**Task prompt:**
Lift every line from the entries that includes the word "this".

**Entries from a dataset:**
═══
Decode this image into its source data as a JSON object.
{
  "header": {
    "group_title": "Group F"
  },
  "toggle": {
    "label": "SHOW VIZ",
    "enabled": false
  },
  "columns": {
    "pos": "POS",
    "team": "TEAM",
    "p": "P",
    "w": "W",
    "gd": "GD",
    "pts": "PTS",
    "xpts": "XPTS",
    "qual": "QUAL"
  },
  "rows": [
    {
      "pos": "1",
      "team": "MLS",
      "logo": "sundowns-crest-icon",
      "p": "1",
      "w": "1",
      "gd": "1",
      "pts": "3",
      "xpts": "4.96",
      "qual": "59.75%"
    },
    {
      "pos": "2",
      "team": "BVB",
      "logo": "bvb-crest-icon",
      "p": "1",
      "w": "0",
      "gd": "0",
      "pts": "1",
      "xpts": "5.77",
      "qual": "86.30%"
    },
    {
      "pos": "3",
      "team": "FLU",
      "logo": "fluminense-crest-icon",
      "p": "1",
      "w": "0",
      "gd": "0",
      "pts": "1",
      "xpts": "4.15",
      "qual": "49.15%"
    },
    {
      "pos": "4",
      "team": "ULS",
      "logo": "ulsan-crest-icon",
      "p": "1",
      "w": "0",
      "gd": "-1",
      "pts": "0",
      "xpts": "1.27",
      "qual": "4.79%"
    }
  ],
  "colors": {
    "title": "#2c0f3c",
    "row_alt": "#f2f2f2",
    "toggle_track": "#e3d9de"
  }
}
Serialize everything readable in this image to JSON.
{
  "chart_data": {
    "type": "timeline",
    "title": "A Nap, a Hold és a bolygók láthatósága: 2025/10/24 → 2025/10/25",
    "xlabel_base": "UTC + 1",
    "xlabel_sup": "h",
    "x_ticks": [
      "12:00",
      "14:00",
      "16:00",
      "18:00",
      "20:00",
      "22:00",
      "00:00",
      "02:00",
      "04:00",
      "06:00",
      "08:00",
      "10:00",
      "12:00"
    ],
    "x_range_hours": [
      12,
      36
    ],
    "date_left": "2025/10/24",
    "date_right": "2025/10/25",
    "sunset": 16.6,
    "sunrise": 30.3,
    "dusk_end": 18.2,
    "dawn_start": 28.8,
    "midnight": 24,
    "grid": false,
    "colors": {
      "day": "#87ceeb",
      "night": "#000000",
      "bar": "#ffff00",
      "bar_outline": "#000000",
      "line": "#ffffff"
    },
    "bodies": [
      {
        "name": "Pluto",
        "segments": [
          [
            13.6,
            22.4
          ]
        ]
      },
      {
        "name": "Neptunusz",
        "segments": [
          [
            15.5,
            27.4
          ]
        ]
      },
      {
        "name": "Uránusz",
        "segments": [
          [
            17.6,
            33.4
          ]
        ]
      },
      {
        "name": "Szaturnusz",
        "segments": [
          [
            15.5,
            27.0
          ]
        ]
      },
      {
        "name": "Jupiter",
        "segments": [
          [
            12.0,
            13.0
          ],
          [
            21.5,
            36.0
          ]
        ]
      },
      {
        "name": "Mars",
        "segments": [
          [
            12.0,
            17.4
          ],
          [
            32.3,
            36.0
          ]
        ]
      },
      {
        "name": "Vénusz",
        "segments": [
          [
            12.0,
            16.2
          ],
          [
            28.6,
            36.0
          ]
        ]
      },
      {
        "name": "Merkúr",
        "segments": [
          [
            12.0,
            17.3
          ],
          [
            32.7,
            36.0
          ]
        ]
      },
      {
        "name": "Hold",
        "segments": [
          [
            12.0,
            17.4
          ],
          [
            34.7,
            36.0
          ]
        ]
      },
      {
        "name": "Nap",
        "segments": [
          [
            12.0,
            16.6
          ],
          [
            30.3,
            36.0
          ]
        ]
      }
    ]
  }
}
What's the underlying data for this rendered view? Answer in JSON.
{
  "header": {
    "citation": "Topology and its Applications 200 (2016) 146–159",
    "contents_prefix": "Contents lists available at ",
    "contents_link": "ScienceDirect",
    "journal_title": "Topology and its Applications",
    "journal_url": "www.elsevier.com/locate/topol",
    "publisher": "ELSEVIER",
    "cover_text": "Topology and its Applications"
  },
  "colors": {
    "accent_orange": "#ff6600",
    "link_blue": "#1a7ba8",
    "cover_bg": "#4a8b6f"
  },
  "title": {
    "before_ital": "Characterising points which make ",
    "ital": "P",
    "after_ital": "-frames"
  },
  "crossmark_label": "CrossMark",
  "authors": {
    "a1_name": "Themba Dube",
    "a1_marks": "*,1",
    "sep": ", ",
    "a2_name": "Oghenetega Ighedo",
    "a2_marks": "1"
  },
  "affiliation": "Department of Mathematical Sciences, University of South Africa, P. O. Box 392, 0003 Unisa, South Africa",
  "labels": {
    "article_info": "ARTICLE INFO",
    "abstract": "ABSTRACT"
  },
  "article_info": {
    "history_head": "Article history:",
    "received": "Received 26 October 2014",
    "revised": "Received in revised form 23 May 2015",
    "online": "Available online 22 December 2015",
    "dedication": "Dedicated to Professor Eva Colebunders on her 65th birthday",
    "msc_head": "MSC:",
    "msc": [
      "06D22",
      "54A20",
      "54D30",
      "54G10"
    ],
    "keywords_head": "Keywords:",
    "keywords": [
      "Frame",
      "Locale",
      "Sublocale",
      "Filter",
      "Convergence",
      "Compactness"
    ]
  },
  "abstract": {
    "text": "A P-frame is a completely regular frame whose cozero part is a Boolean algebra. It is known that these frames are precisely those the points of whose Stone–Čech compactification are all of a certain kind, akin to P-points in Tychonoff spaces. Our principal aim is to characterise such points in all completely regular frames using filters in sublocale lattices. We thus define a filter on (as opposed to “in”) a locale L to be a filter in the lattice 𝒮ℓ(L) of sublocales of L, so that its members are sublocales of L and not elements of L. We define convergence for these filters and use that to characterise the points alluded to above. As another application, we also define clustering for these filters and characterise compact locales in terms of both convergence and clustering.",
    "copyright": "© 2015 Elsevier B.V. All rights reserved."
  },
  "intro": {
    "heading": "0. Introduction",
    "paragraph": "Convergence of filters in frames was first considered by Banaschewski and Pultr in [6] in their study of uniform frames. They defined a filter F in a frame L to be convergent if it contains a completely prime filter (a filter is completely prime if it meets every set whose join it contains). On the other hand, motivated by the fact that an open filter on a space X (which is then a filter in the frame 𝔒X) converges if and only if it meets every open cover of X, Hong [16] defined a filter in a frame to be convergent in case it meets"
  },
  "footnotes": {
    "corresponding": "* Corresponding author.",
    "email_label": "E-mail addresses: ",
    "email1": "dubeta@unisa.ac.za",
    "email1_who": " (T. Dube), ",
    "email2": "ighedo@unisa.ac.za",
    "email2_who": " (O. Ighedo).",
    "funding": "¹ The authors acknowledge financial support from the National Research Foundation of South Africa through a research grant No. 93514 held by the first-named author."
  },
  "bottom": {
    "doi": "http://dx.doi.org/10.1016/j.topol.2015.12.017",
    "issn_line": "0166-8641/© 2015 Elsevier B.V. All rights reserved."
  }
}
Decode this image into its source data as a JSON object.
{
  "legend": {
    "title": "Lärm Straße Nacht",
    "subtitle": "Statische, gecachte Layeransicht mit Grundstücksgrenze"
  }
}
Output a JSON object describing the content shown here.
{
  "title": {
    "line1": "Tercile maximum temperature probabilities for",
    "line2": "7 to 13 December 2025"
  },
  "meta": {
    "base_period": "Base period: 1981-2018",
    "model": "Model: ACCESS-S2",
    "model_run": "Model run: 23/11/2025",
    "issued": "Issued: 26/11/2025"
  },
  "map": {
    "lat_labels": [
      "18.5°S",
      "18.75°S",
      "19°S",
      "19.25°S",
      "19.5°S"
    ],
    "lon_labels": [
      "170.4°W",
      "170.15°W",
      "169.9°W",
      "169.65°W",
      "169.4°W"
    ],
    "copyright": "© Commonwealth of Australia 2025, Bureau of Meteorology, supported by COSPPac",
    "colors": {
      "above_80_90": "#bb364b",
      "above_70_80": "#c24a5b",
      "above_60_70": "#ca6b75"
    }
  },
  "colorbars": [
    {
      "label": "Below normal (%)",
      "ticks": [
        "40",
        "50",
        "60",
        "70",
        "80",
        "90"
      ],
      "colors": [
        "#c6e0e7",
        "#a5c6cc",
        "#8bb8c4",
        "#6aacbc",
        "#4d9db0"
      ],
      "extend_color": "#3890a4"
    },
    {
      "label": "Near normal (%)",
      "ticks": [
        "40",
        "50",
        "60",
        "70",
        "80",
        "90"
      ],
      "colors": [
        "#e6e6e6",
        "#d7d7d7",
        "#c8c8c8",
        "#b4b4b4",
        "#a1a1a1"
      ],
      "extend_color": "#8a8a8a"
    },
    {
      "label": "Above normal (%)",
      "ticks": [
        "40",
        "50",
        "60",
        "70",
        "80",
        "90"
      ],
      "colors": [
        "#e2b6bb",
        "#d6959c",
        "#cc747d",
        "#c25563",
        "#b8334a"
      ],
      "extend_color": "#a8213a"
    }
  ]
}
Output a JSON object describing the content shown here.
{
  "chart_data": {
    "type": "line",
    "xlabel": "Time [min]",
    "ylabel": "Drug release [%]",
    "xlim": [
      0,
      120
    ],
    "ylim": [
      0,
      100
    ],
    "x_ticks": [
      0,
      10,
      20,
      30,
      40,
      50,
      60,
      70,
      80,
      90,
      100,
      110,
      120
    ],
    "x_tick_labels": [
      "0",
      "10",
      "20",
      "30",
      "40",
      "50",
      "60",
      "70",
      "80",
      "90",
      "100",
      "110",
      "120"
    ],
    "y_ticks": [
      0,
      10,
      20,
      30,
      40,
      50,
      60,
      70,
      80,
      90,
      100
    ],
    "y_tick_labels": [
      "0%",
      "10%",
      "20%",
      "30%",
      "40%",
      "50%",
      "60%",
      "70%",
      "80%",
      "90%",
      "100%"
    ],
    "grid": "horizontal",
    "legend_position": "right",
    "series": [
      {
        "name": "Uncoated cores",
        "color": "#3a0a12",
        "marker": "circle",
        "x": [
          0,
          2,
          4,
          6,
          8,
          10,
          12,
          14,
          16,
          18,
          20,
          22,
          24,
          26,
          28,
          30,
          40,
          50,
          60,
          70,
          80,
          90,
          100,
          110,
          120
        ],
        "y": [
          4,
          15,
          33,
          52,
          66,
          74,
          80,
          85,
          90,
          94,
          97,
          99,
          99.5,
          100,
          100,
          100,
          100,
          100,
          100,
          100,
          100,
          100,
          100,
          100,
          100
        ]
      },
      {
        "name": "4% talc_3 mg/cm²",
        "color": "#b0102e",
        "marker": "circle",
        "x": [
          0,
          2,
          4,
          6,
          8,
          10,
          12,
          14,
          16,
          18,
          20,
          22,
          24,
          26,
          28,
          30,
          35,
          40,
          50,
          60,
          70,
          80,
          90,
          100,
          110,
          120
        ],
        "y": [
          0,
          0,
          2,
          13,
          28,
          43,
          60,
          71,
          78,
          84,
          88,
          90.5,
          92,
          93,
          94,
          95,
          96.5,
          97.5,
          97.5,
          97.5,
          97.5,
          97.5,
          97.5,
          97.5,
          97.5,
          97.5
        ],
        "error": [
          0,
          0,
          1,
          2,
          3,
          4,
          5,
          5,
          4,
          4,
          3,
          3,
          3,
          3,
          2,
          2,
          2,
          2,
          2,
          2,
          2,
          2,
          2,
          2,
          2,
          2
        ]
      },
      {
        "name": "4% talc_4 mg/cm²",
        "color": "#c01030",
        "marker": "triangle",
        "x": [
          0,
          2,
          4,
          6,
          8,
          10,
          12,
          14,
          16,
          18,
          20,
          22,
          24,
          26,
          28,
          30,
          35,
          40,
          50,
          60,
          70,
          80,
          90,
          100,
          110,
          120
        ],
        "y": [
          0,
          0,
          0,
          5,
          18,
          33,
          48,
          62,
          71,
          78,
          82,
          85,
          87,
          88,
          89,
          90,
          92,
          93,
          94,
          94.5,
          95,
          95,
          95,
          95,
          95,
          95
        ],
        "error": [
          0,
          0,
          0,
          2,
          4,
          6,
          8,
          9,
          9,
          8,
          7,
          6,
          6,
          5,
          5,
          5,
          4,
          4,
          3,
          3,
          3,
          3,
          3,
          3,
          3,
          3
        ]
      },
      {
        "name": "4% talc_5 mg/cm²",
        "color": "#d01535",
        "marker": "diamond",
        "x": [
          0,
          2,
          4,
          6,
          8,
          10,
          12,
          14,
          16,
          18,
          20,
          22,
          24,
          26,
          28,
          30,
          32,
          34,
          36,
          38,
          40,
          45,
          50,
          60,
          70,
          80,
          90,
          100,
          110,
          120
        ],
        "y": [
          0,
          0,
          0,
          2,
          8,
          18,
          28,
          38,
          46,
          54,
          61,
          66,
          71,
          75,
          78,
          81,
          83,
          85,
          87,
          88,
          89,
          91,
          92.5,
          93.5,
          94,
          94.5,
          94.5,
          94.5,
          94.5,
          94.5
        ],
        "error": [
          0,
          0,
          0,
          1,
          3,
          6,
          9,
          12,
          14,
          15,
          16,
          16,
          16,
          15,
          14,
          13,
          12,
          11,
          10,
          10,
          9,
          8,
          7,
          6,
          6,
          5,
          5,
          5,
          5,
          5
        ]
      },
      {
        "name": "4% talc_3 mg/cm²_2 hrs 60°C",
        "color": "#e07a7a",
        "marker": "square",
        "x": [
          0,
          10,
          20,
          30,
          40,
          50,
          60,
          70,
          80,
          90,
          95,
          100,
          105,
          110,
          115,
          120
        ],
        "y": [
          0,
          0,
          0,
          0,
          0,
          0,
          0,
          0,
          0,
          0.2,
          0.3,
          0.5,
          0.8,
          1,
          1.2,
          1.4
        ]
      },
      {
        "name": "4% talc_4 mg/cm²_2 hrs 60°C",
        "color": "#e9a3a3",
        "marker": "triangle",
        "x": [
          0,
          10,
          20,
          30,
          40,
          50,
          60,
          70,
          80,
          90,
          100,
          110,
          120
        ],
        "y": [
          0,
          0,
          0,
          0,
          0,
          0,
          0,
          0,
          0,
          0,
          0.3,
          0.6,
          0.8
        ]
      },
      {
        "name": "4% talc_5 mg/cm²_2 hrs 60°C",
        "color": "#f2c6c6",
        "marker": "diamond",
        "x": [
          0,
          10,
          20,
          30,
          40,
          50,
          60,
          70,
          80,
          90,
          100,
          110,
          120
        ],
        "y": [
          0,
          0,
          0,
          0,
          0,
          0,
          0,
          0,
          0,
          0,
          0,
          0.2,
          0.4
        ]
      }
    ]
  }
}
═══
**Worked answer:**
Decode this image into its source data as a JSON object.
Serialize everything readable in this image to JSON.
What's the underlying data for this rendered view? Answer in JSON.
Decode this image into its source data as a JSON object.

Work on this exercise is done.